▶ [Supplied material]
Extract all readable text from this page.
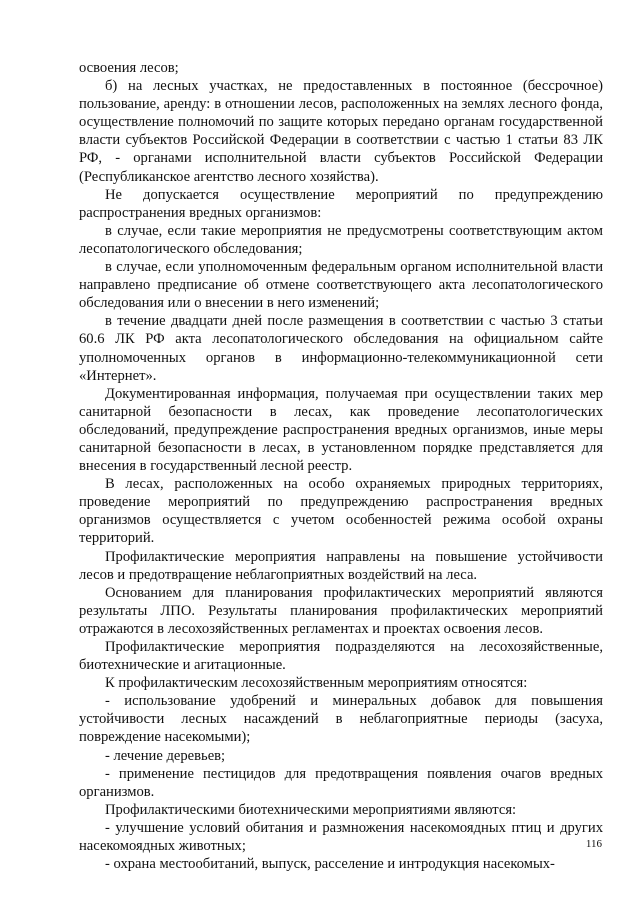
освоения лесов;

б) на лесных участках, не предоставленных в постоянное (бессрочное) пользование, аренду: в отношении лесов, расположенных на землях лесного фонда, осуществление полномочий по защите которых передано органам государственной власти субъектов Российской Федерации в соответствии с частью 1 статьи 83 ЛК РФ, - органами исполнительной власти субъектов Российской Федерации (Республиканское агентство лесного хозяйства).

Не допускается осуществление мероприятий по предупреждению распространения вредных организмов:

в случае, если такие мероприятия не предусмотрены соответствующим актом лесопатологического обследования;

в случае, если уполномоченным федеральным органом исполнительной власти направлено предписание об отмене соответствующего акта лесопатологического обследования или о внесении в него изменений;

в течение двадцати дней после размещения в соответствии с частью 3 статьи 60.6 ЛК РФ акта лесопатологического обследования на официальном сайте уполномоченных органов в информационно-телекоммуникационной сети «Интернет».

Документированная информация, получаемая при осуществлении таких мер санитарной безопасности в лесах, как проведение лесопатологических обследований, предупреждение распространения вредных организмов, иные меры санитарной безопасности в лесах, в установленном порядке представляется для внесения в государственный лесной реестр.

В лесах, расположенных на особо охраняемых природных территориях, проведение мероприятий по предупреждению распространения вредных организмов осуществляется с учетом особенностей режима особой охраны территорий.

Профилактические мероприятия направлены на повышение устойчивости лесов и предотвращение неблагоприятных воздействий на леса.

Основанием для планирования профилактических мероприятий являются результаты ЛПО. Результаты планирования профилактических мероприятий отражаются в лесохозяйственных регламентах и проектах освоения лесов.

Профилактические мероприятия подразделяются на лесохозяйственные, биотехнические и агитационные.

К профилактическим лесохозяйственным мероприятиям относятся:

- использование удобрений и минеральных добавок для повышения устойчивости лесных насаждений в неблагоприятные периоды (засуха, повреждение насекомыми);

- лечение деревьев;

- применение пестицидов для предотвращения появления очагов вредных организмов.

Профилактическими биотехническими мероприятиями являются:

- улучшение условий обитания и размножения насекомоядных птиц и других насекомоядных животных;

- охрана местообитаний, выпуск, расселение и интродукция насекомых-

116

▶ [Brief] Pictures are excluded; copy all other data exactly as shown.

▶ [Worked answer]
Extract all readable text from this page.
освоения лесов;

б) на лесных участках, не предоставленных в постоянное (бессрочное) пользование, аренду: в отношении лесов, расположенных на землях лесного фонда, осуществление полномочий по защите которых передано органам государственной власти субъектов Российской Федерации в соответствии с частью 1 статьи 83 ЛК РФ, - органами исполнительной власти субъектов Российской Федерации (Республиканское агентство лесного хозяйства).

Не допускается осуществление мероприятий по предупреждению распространения вредных организмов:

в случае, если такие мероприятия не предусмотрены соответствующим актом лесопатологического обследования;

в случае, если уполномоченным федеральным органом исполнительной власти направлено предписание об отмене соответствующего акта лесопатологического обследования или о внесении в него изменений;

в течение двадцати дней после размещения в соответствии с частью 3 статьи 60.6 ЛК РФ акта лесопатологического обследования на официальном сайте уполномоченных органов в информационно-телекоммуникационной сети «Интернет».

Документированная информация, получаемая при осуществлении таких мер санитарной безопасности в лесах, как проведение лесопатологических обследований, предупреждение распространения вредных организмов, иные меры санитарной безопасности в лесах, в установленном порядке представляется для внесения в государственный лесной реестр.

В лесах, расположенных на особо охраняемых природных территориях, проведение мероприятий по предупреждению распространения вредных организмов осуществляется с учетом особенностей режима особой охраны территорий.

Профилактические мероприятия направлены на повышение устойчивости лесов и предотвращение неблагоприятных воздействий на леса.

Основанием для планирования профилактических мероприятий являются результаты ЛПО. Результаты планирования профилактических мероприятий отражаются в лесохозяйственных регламентах и проектах освоения лесов.

Профилактические мероприятия подразделяются на лесохозяйственные, биотехнические и агитационные.

К профилактическим лесохозяйственным мероприятиям относятся:

- использование удобрений и минеральных добавок для повышения устойчивости лесных насаждений в неблагоприятные периоды (засуха, повреждение насекомыми);

- лечение деревьев;

- применение пестицидов для предотвращения появления очагов вредных организмов.

Профилактическими биотехническими мероприятиями являются:

- улучшение условий обитания и размножения насекомоядных птиц и других насекомоядных животных;

- охрана местообитаний, выпуск, расселение и интродукция насекомых-

116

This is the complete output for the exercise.